__Task statement__.
Quote the whole listing verbatim.
*** Raw data ***
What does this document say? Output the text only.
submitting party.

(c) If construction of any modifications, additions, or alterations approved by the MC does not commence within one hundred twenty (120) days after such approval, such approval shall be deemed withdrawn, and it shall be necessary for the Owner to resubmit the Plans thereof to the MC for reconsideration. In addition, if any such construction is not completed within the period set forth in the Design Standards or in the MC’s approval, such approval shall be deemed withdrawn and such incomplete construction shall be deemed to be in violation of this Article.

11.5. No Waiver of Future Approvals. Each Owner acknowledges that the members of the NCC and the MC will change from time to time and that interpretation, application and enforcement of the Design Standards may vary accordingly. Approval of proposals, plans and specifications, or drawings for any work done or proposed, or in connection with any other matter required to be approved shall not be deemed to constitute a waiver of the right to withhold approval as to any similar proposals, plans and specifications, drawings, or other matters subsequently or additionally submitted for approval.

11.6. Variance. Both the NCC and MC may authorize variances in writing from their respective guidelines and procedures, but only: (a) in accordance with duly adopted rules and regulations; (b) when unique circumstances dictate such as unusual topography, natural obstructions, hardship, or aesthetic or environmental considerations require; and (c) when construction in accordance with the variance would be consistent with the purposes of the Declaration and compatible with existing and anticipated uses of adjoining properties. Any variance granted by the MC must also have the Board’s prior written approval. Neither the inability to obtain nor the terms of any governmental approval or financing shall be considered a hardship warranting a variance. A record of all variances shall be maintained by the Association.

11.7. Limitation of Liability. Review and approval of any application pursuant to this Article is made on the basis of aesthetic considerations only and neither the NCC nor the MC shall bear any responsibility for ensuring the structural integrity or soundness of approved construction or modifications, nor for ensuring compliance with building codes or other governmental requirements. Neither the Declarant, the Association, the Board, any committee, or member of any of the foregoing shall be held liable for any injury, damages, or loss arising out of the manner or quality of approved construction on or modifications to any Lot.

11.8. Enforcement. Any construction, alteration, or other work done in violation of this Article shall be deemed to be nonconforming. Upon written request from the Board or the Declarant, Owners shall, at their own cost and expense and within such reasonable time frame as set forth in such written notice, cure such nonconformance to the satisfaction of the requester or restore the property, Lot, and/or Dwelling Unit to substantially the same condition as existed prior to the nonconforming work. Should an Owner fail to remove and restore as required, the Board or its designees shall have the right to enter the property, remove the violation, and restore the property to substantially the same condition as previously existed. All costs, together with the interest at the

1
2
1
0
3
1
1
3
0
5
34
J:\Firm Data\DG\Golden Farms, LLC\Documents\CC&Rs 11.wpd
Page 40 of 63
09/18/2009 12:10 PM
***
__Solution below__.
What does this document say? Output the text only.
submitting party.

(c) If construction of any modifications, additions, or alterations approved by the MC does not commence within one hundred twenty (120) days after such approval, such approval shall be deemed withdrawn, and it shall be necessary for the Owner to resubmit the Plans thereof to the MC for reconsideration. In addition, if any such construction is not completed within the period set forth in the Design Standards or in the MC’s approval, such approval shall be deemed withdrawn and such incomplete construction shall be deemed to be in violation of this Article.

11.5. No Waiver of Future Approvals. Each Owner acknowledges that the members of the NCC and the MC will change from time to time and that interpretation, application and enforcement of the Design Standards may vary accordingly. Approval of proposals, plans and specifications, or drawings for any work done or proposed, or in connection with any other matter required to be approved shall not be deemed to constitute a waiver of the right to withhold approval as to any similar proposals, plans and specifications, drawings, or other matters subsequently or additionally submitted for approval.

11.6. Variance. Both the NCC and MC may authorize variances in writing from their respective guidelines and procedures, but only: (a) in accordance with duly adopted rules and regulations; (b) when unique circumstances dictate such as unusual topography, natural obstructions, hardship, or aesthetic or environmental considerations require; and (c) when construction in accordance with the variance would be consistent with the purposes of the Declaration and compatible with existing and anticipated uses of adjoining properties. Any variance granted by the MC must also have the Board’s prior written approval. Neither the inability to obtain nor the terms of any governmental approval or financing shall be considered a hardship warranting a variance. A record of all variances shall be maintained by the Association.

11.7. Limitation of Liability. Review and approval of any application pursuant to this Article is made on the basis of aesthetic considerations only and neither the NCC nor the MC shall bear any responsibility for ensuring the structural integrity or soundness of approved construction or modifications, nor for ensuring compliance with building codes or other governmental requirements. Neither the Declarant, the Association, the Board, any committee, or member of any of the foregoing shall be held liable for any injury, damages, or loss arising out of the manner or quality of approved construction on or modifications to any Lot.

11.8. Enforcement. Any construction, alteration, or other work done in violation of this Article shall be deemed to be nonconforming. Upon written request from the Board or the Declarant, Owners shall, at their own cost and expense and within such reasonable time frame as set forth in such written notice, cure such nonconformance to the satisfaction of the requester or restore the property, Lot, and/or Dwelling Unit to substantially the same condition as existed prior to the nonconforming work. Should an Owner fail to remove and restore as required, the Board or its designees shall have the right to enter the property, remove the violation, and restore the property to substantially the same condition as previously existed. All costs, together with the interest at the

1
2
1
0
3
1
1
3
0
5
34
J:\Firm Data\DG\Golden Farms, LLC\Documents\CC&Rs 11.wpd
Page 40 of 63
09/18/2009 12:10 PM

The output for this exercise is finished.